### What this task involves
Of all the lines in the material, how many include the word "легковых"? Reply with the number alone.
------ The records ------
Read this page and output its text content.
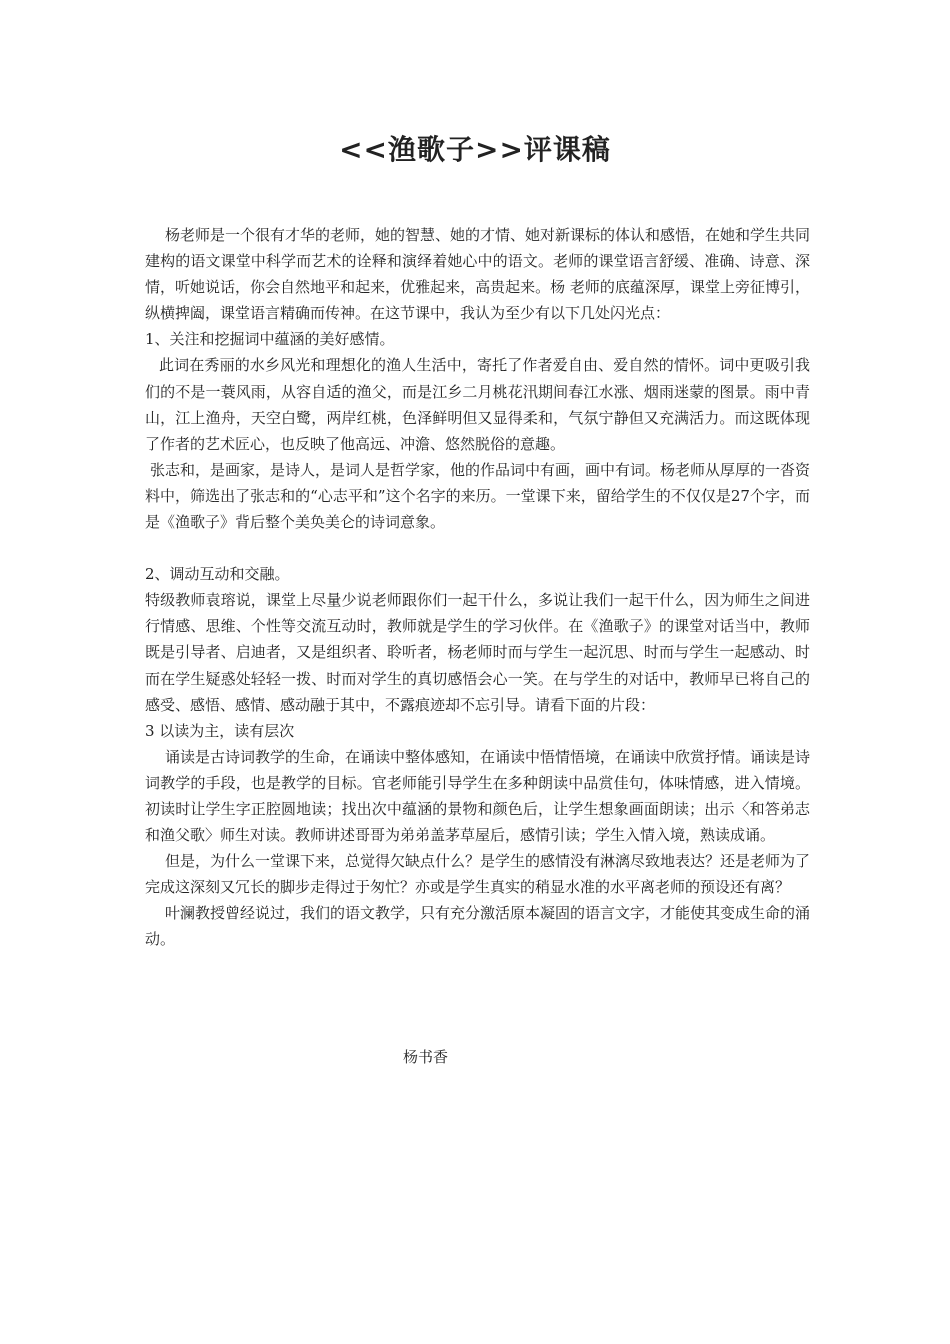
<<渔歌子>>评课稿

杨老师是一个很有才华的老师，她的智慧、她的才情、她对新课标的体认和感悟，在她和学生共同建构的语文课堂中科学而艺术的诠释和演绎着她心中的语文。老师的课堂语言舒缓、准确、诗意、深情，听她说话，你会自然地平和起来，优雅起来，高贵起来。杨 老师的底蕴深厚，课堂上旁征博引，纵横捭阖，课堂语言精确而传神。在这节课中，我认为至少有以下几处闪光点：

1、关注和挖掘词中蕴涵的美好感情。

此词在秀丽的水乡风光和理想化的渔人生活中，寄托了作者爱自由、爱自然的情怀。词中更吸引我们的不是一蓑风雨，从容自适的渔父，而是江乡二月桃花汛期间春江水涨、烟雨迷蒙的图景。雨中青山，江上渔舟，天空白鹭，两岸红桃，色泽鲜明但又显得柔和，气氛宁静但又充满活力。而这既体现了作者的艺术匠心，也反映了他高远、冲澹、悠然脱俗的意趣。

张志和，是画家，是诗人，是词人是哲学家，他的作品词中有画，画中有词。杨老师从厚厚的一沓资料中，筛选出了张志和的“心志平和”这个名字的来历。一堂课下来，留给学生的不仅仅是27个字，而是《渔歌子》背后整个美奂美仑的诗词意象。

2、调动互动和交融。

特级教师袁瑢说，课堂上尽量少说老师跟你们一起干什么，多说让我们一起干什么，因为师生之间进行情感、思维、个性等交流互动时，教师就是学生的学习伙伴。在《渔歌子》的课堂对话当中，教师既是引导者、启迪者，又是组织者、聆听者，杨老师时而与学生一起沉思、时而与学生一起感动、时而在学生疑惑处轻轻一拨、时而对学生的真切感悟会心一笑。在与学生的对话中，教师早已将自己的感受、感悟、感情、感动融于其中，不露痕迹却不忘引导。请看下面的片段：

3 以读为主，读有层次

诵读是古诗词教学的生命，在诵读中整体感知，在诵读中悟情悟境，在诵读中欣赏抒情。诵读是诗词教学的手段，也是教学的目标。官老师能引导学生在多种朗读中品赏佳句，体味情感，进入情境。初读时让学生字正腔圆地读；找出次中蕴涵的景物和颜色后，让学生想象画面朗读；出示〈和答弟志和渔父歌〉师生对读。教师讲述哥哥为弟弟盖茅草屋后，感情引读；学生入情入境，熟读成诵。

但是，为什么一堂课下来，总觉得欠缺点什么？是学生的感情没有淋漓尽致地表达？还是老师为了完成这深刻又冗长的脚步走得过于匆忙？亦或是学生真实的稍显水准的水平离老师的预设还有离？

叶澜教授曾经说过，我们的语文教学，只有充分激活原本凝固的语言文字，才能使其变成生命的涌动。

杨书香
------
------ The records ------
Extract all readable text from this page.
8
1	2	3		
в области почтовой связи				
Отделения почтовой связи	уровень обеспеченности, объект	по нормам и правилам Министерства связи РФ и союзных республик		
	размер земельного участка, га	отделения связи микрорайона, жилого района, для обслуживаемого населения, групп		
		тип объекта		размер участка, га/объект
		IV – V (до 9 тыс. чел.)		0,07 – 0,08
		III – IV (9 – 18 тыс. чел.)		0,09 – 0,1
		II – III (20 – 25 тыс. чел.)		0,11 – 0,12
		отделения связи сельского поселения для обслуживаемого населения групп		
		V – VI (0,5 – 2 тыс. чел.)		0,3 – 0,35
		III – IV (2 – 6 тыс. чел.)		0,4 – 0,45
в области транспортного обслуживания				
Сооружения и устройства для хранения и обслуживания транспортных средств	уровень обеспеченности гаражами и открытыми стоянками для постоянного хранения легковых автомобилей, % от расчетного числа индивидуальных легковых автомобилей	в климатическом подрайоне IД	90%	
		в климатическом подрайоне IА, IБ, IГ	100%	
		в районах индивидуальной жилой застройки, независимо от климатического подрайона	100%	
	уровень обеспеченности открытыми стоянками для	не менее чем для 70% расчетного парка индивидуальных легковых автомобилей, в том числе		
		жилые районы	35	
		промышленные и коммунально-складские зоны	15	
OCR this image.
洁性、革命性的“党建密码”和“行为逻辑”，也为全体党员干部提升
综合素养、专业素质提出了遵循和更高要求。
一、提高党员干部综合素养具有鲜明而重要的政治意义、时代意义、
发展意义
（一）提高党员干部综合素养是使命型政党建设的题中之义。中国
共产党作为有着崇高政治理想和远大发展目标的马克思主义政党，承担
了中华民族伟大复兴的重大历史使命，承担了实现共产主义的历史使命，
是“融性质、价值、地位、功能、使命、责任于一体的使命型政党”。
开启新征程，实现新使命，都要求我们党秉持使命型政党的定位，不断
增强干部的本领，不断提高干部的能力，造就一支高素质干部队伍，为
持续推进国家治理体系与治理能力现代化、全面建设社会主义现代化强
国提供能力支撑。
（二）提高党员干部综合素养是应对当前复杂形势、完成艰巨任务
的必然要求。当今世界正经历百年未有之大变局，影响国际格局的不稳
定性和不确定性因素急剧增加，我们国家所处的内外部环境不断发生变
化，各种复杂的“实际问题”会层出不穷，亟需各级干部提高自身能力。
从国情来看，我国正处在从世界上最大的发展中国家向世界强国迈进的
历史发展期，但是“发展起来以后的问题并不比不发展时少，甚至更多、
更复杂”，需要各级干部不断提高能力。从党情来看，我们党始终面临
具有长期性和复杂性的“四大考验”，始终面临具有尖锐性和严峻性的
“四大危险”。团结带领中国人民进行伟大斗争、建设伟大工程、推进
------
------ The records ------
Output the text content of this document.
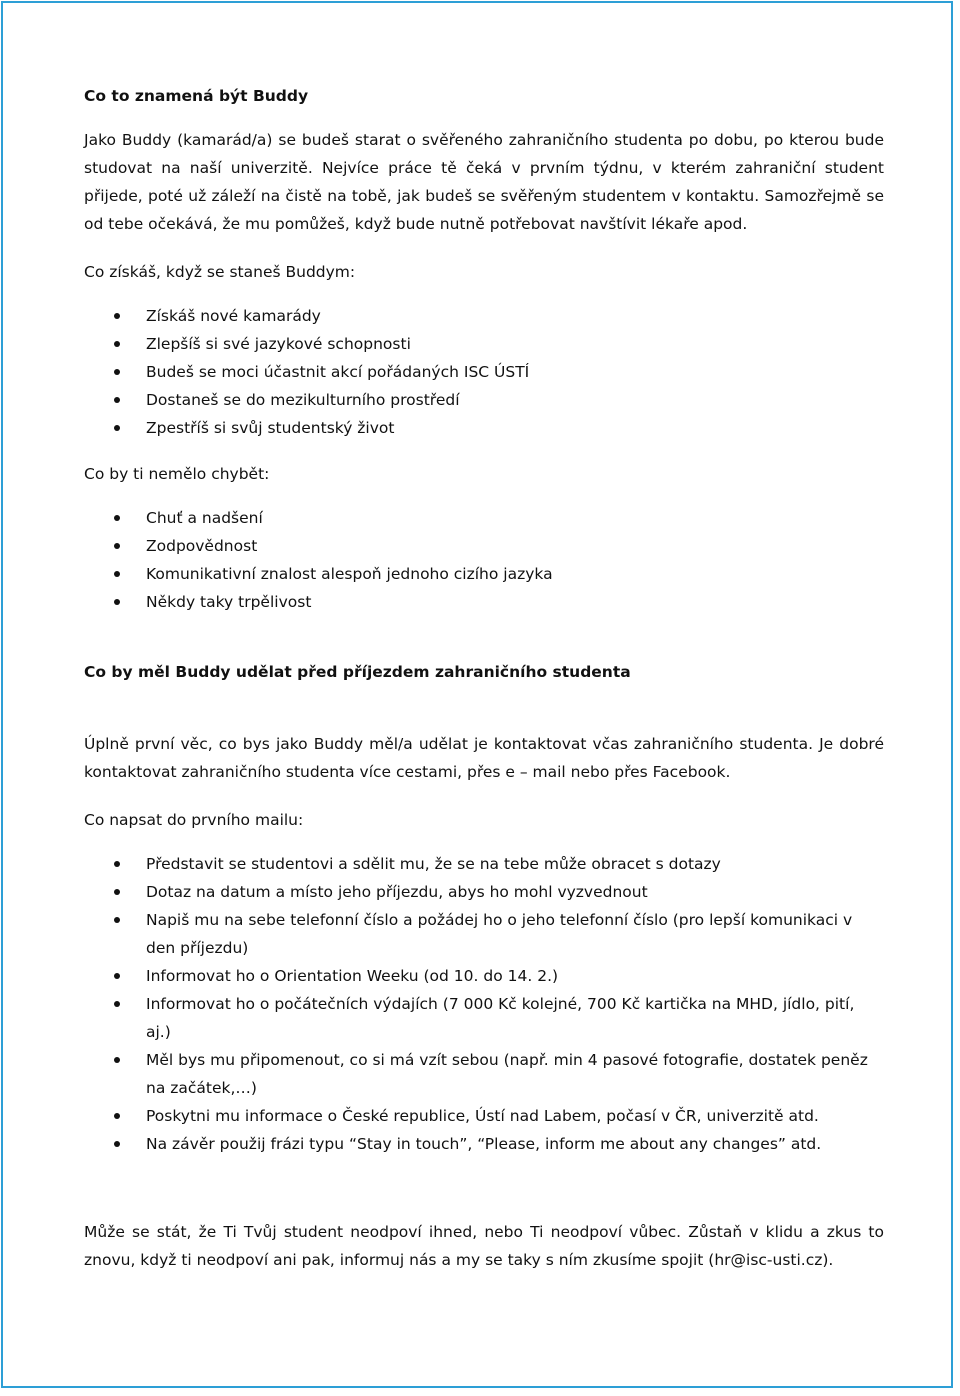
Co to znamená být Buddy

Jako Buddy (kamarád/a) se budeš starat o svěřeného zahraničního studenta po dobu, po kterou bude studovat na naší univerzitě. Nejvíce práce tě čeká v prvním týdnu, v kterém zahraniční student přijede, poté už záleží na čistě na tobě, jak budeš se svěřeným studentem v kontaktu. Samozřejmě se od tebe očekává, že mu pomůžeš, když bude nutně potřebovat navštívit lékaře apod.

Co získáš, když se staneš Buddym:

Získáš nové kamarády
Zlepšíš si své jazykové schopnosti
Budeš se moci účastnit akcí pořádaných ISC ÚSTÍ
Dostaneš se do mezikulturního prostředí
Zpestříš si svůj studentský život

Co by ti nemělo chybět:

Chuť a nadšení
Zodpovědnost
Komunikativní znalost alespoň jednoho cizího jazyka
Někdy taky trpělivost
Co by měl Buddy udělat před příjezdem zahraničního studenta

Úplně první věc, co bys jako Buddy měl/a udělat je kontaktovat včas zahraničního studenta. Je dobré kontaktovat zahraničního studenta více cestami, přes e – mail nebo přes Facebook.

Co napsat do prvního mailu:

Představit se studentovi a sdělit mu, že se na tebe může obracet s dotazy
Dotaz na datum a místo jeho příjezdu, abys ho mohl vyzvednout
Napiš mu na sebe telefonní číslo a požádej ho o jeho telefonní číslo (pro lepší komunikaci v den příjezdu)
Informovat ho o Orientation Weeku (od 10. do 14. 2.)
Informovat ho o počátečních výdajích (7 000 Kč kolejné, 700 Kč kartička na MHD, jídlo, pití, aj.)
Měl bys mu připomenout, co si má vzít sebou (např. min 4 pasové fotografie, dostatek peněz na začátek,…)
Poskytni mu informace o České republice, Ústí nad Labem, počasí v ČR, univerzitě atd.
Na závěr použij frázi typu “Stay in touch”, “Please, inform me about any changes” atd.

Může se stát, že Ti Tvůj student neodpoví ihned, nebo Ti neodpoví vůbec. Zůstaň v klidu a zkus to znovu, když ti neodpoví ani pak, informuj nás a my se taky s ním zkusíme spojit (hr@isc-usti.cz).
------
### Task solution
2